%%

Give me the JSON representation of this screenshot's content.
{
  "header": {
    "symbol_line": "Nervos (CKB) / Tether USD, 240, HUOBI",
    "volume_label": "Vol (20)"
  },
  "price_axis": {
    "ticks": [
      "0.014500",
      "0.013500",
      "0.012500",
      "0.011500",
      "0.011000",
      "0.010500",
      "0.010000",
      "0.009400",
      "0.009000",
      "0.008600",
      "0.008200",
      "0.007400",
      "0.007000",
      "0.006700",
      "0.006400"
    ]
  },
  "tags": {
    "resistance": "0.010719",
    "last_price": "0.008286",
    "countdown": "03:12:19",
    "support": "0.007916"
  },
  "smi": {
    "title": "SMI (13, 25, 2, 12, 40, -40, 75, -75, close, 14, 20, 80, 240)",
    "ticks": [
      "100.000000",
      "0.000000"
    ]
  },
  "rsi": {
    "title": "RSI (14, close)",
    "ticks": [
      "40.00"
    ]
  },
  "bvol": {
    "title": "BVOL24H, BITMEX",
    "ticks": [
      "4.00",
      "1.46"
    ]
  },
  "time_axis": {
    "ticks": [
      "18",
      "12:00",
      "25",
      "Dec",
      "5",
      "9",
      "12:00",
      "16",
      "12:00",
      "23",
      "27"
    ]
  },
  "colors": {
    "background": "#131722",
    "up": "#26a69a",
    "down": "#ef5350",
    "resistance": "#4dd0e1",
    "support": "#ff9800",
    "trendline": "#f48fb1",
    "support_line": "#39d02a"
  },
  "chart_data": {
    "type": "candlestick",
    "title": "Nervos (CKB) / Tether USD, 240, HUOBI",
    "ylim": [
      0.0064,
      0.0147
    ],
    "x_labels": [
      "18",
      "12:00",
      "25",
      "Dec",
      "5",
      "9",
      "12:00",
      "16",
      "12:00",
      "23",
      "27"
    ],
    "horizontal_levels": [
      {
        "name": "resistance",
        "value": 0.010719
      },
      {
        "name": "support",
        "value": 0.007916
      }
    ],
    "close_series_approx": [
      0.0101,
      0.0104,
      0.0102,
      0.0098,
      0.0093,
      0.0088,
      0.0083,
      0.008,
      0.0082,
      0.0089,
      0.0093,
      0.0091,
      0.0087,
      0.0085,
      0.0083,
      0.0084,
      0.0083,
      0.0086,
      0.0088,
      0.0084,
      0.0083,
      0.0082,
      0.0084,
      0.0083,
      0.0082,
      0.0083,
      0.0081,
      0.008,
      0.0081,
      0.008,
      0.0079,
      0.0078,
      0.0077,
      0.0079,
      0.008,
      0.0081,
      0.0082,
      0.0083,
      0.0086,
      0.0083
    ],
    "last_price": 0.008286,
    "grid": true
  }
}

%%

Brief
Reproduce each entry from the records above, character for character.

The result
Give me the JSON representation of this screenshot's content.
{
  "header": {
    "symbol_line": "Nervos (CKB) / Tether USD, 240, HUOBI",
    "volume_label": "Vol (20)"
  },
  "price_axis": {
    "ticks": [
      "0.014500",
      "0.013500",
      "0.012500",
      "0.011500",
      "0.011000",
      "0.010500",
      "0.010000",
      "0.009400",
      "0.009000",
      "0.008600",
      "0.008200",
      "0.007400",
      "0.007000",
      "0.006700",
      "0.006400"
    ]
  },
  "tags": {
    "resistance": "0.010719",
    "last_price": "0.008286",
    "countdown": "03:12:19",
    "support": "0.007916"
  },
  "smi": {
    "title": "SMI (13, 25, 2, 12, 40, -40, 75, -75, close, 14, 20, 80, 240)",
    "ticks": [
      "100.000000",
      "0.000000"
    ]
  },
  "rsi": {
    "title": "RSI (14, close)",
    "ticks": [
      "40.00"
    ]
  },
  "bvol": {
    "title": "BVOL24H, BITMEX",
    "ticks": [
      "4.00",
      "1.46"
    ]
  },
  "time_axis": {
    "ticks": [
      "18",
      "12:00",
      "25",
      "Dec",
      "5",
      "9",
      "12:00",
      "16",
      "12:00",
      "23",
      "27"
    ]
  },
  "colors": {
    "background": "#131722",
    "up": "#26a69a",
    "down": "#ef5350",
    "resistance": "#4dd0e1",
    "support": "#ff9800",
    "trendline": "#f48fb1",
    "support_line": "#39d02a"
  },
  "chart_data": {
    "type": "candlestick",
    "title": "Nervos (CKB) / Tether USD, 240, HUOBI",
    "ylim": [
      0.0064,
      0.0147
    ],
    "x_labels": [
      "18",
      "12:00",
      "25",
      "Dec",
      "5",
      "9",
      "12:00",
      "16",
      "12:00",
      "23",
      "27"
    ],
    "horizontal_levels": [
      {
        "name": "resistance",
        "value": 0.010719
      },
      {
        "name": "support",
        "value": 0.007916
      }
    ],
    "close_series_approx": [
      0.0101,
      0.0104,
      0.0102,
      0.0098,
      0.0093,
      0.0088,
      0.0083,
      0.008,
      0.0082,
      0.0089,
      0.0093,
      0.0091,
      0.0087,
      0.0085,
      0.0083,
      0.0084,
      0.0083,
      0.0086,
      0.0088,
      0.0084,
      0.0083,
      0.0082,
      0.0084,
      0.0083,
      0.0082,
      0.0083,
      0.0081,
      0.008,
      0.0081,
      0.008,
      0.0079,
      0.0078,
      0.0077,
      0.0079,
      0.008,
      0.0081,
      0.0082,
      0.0083,
      0.0086,
      0.0083
    ],
    "last_price": 0.008286,
    "grid": true
  }
}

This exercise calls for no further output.